(Goal): Where the data below has the string "text", return the whole line.
■ ■ ■ ■ ■ ■ ■
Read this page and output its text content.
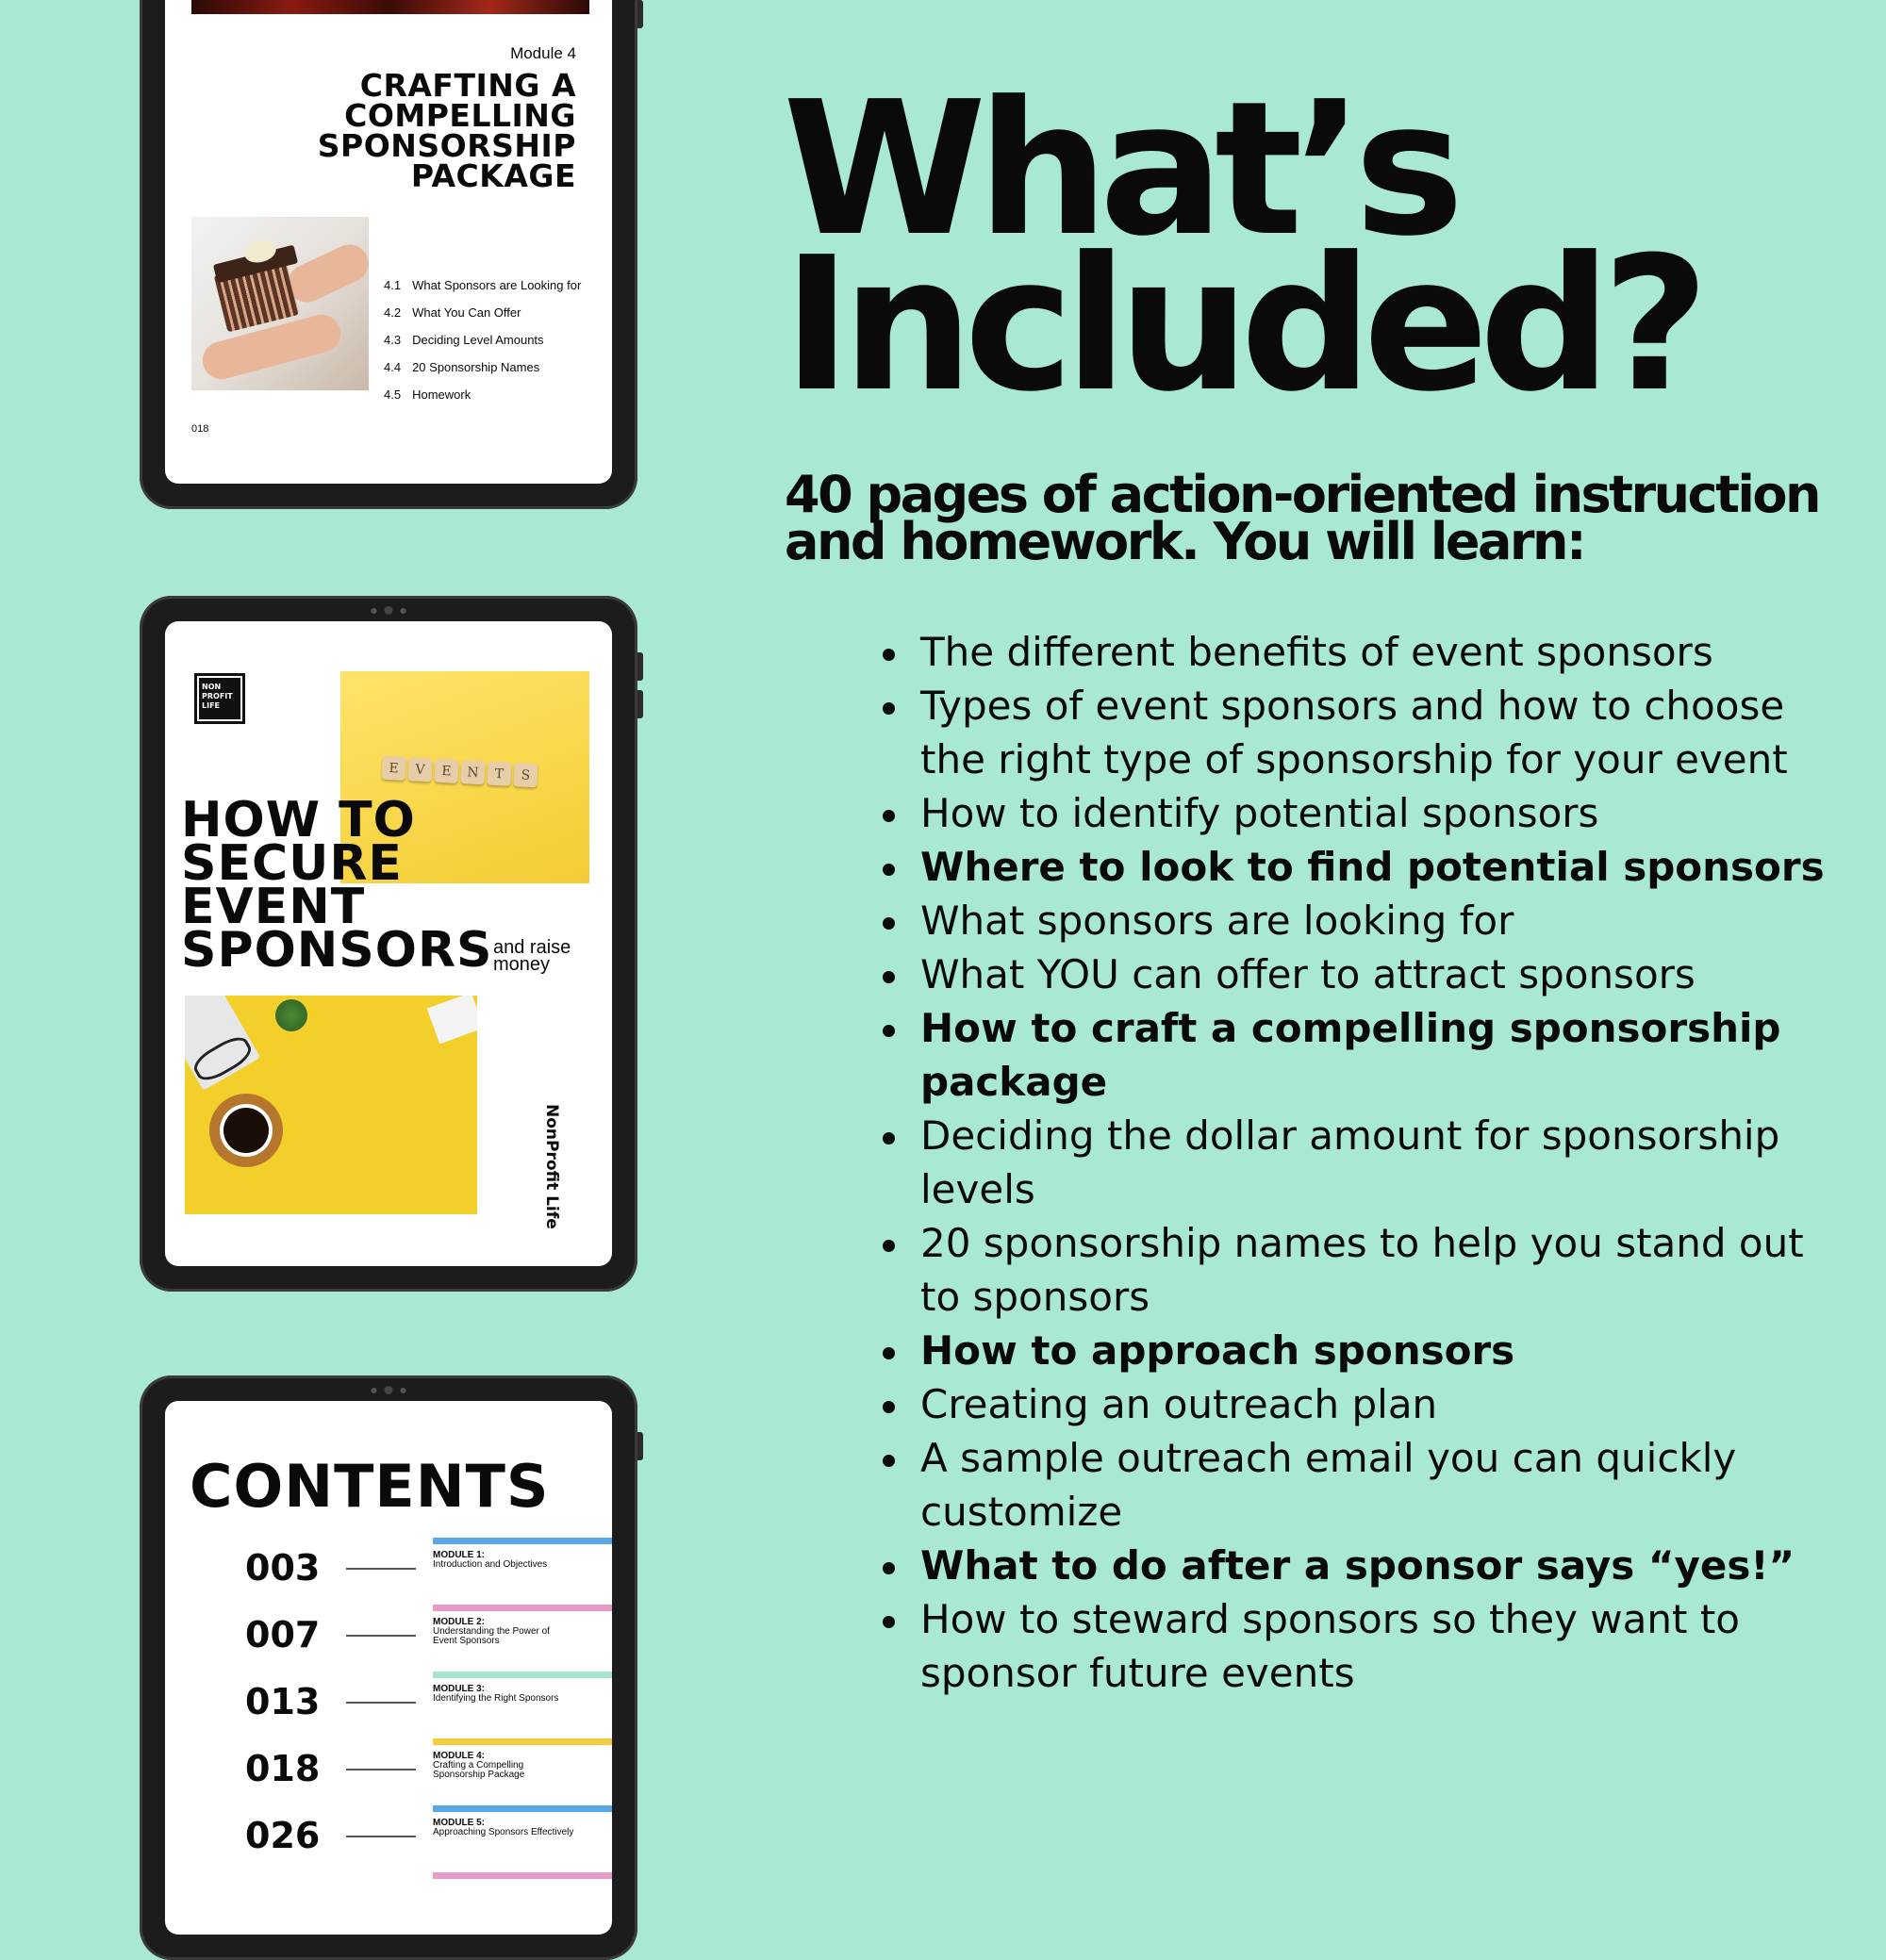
Module 4
CRAFTING A
COMPELLING
SPONSORSHIP
PACKAGE
4.1 What Sponsors are Looking for
4.2 What You Can Offer
4.3 Deciding Level Amounts
4.4 20 Sponsorship Names
4.5 Homework
018
NON
PROFIT
LIFE
E	V	E	N	T	S
HOW TO
SECURE
EVENT
SPONSORS and raise
money
NonProfit Life
CONTENTS
003	MODULE 1:
Introduction and Objectives
007	MODULE 2:
Understanding the Power of Event Sponsors
013	MODULE 3:
Identifying the Right Sponsors
018	MODULE 4:
Crafting a Compelling Sponsorship Package
026	MODULE 5:
Approaching Sponsors Effectively
What’s
Included?
40 pages of action-oriented instruction
and homework. You will learn:
The different benefits of event sponsors
Types of event sponsors and how to choose the right type of sponsorship for your event
How to identify potential sponsors
Where to look to find potential sponsors
What sponsors are looking for
What YOU can offer to attract sponsors
How to craft a compelling sponsorship package
Deciding the dollar amount for sponsorship levels
20 sponsorship names to help you stand out to sponsors
How to approach sponsors
Creating an outreach plan
A sample outreach email you can quickly customize
What to do after a sponsor says “yes!”
How to steward sponsors so they want to sponsor future events
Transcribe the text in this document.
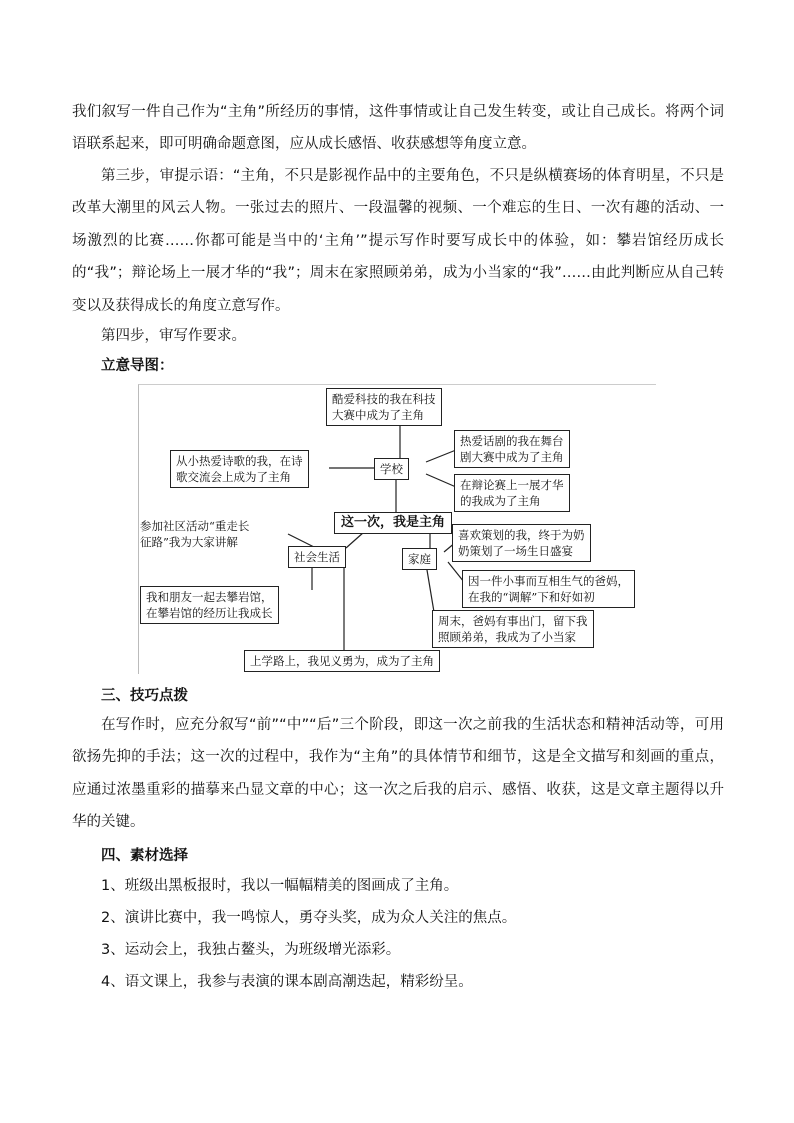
我们叙写一件自己作为“主角”所经历的事情，这件事情或让自己发生转变，或让自己成长。将两个词语联系起来，即可明确命题意图，应从成长感悟、收获感想等角度立意。

第三步，审提示语：“主角，不只是影视作品中的主要角色，不只是纵横赛场的体育明星，不只是改革大潮里的风云人物。一张过去的照片、一段温馨的视频、一个难忘的生日、一次有趣的活动、一场激烈的比赛……你都可能是当中的‘主角’”提示写作时要写成长中的体验，如：攀岩馆经历成长的“我”；辩论场上一展才华的“我”；周末在家照顾弟弟，成为小当家的“我”……由此判断应从自己转变以及获得成长的角度立意写作。

第四步，审写作要求。

立意导图：

酷爱科技的我在科技
大赛中成为了主角
学校
从小热爱诗歌的我，在诗
歌交流会上成为了主角
热爱话剧的我在舞台
剧大赛中成为了主角
在辩论赛上一展才华
的我成为了主角
这一次，我是主角
参加社区活动“重走长
征路”我为大家讲解
社会生活
我和朋友一起去攀岩馆，
在攀岩馆的经历让我成长
上学路上，我见义勇为，成为了主角
家庭
喜欢策划的我，终于为奶
奶策划了一场生日盛宴
因一件小事而互相生气的爸妈，
在我的“调解”下和好如初
周末，爸妈有事出门，留下我
照顾弟弟，我成为了小当家

三、技巧点拨

在写作时，应充分叙写“前”“中”“后”三个阶段，即这一次之前我的生活状态和精神活动等，可用欲扬先抑的手法；这一次的过程中，我作为“主角”的具体情节和细节，这是全文描写和刻画的重点，应通过浓墨重彩的描摹来凸显文章的中心；这一次之后我的启示、感悟、收获，这是文章主题得以升华的关键。

四、素材选择

1、班级出黑板报时，我以一幅幅精美的图画成了主角。

2、演讲比赛中，我一鸣惊人，勇夺头奖，成为众人关注的焦点。

3、运动会上，我独占鳌头，为班级增光添彩。

4、语文课上，我参与表演的课本剧高潮迭起，精彩纷呈。
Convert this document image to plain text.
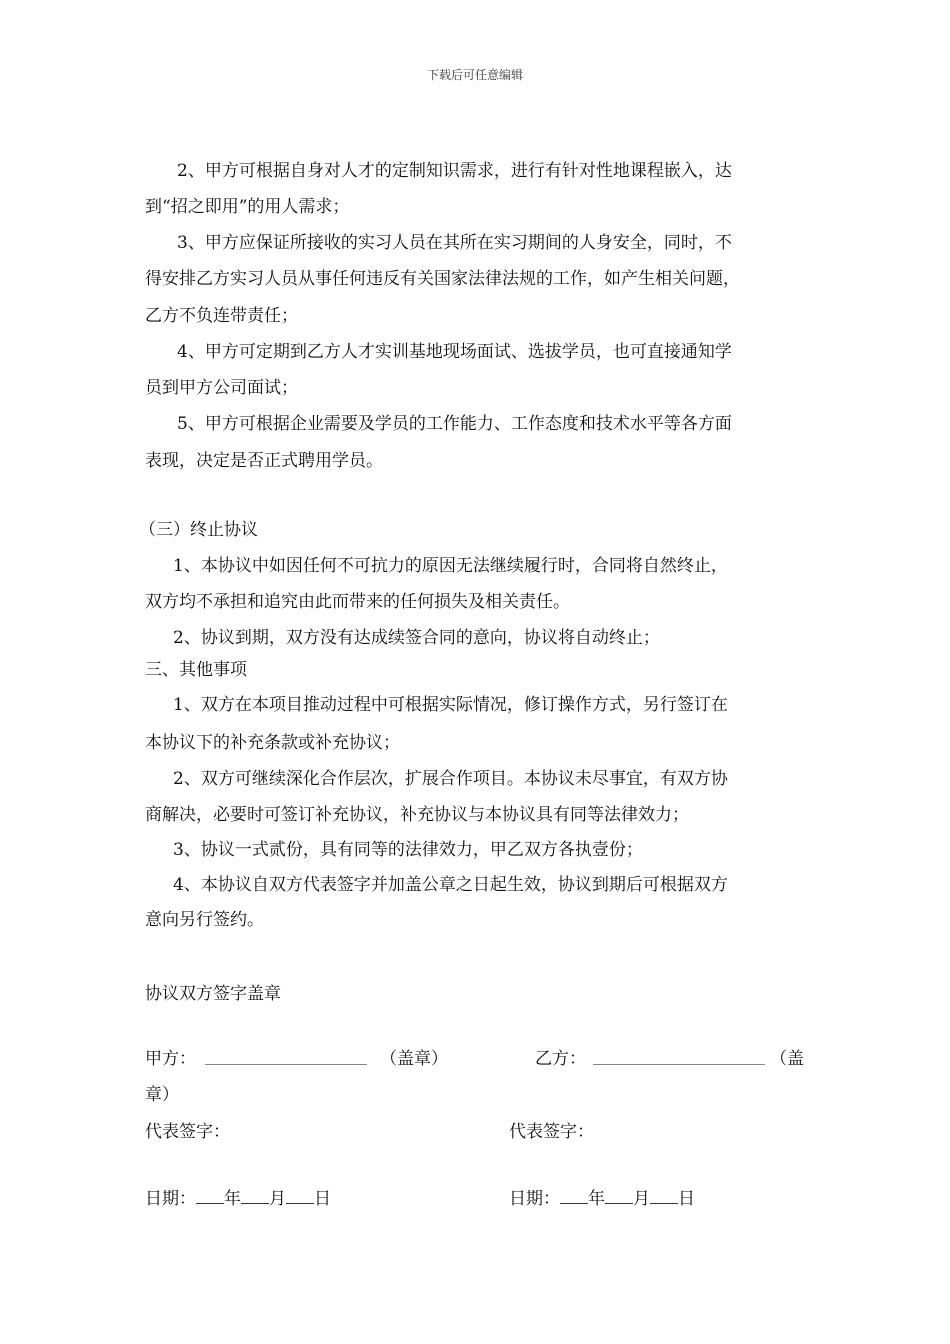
下载后可任意编辑
2、甲方可根据自身对人才的定制知识需求，进行有针对性地课程嵌入，达
到“招之即用”的用人需求；
3、甲方应保证所接收的实习人员在其所在实习期间的人身安全，同时，不
得安排乙方实习人员从事任何违反有关国家法律法规的工作，如产生相关问题，
乙方不负连带责任；
4、甲方可定期到乙方人才实训基地现场面试、选拔学员，也可直接通知学
员到甲方公司面试；
5、甲方可根据企业需要及学员的工作能力、工作态度和技术水平等各方面
表现，决定是否正式聘用学员。
（三）终止协议
1、本协议中如因任何不可抗力的原因无法继续履行时，合同将自然终止，
双方均不承担和追究由此而带来的任何损失及相关责任。
2、协议到期，双方没有达成续签合同的意向，协议将自动终止；
三、其他事项
1、双方在本项目推动过程中可根据实际情况，修订操作方式，另行签订在
本协议下的补充条款或补充协议；
2、双方可继续深化合作层次，扩展合作项目。本协议未尽事宜，有双方协
商解决，必要时可签订补充协议，补充协议与本协议具有同等法律效力；
3、协议一式贰份，具有同等的法律效力，甲乙双方各执壹份；
4、本协议自双方代表签字并加盖公章之日起生效，协议到期后可根据双方
意向另行签约。
协议双方签字盖章
甲方：	（盖章）	乙方：	（盖
章）
代表签字：	代表签字：
日期： 年 月 日	日期： 年 月 日
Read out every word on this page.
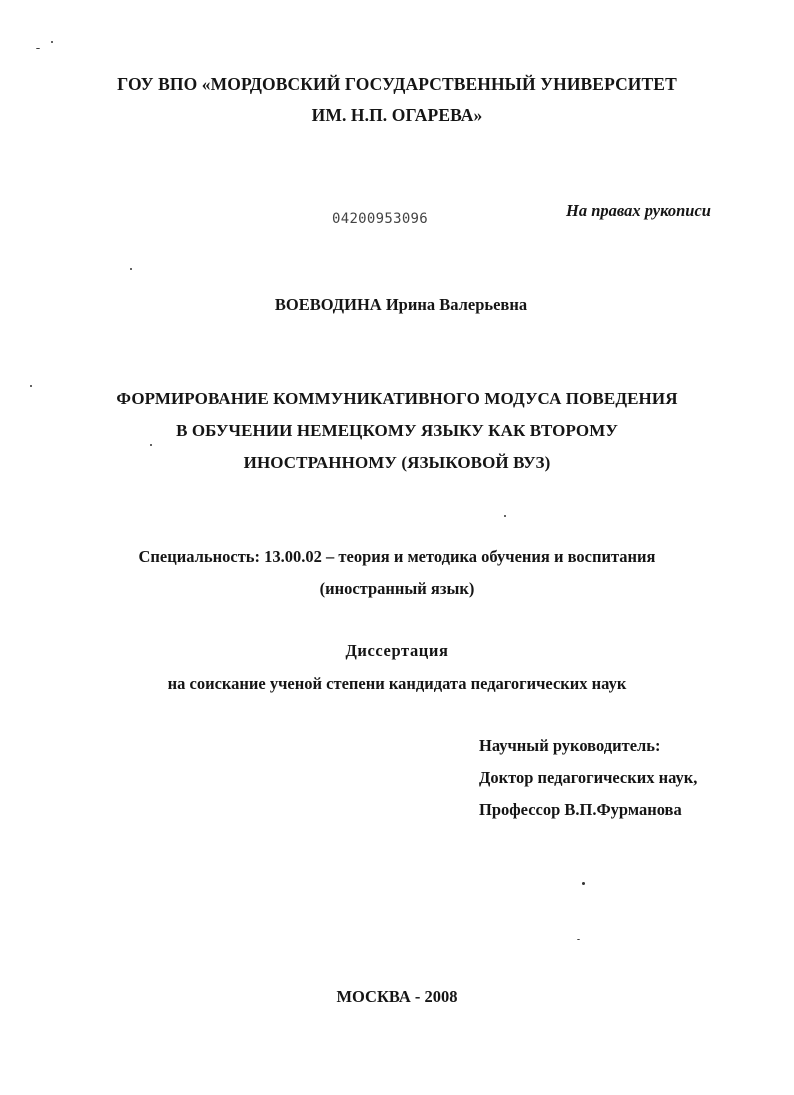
ГОУ ВПО «МОРДОВСКИЙ ГОСУДАРСТВЕННЫЙ УНИВЕРСИТЕТ
ИМ. Н.П. ОГАРЕВА»
04200953096	На правах рукописи
ВОЕВОДИНА Ирина Валерьевна
ФОРМИРОВАНИЕ КОММУНИКАТИВНОГО МОДУСА ПОВЕДЕНИЯ
В ОБУЧЕНИИ НЕМЕЦКОМУ ЯЗЫКУ КАК ВТОРОМУ
ИНОСТРАННОМУ (ЯЗЫКОВОЙ ВУЗ)
Специальность: 13.00.02 – теория и методика обучения и воспитания
(иностранный язык)
Диссертация
на соискание ученой степени кандидата педагогических наук
Научный руководитель:
Доктор педагогических наук,
Профессор В.П.Фурманова
МОСКВА - 2008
■ ■ ■ ■ ■ ■ ■
(Reply):
Read this page and output its text content.
Transcribe the text in this document.
Convert this document image to plain text.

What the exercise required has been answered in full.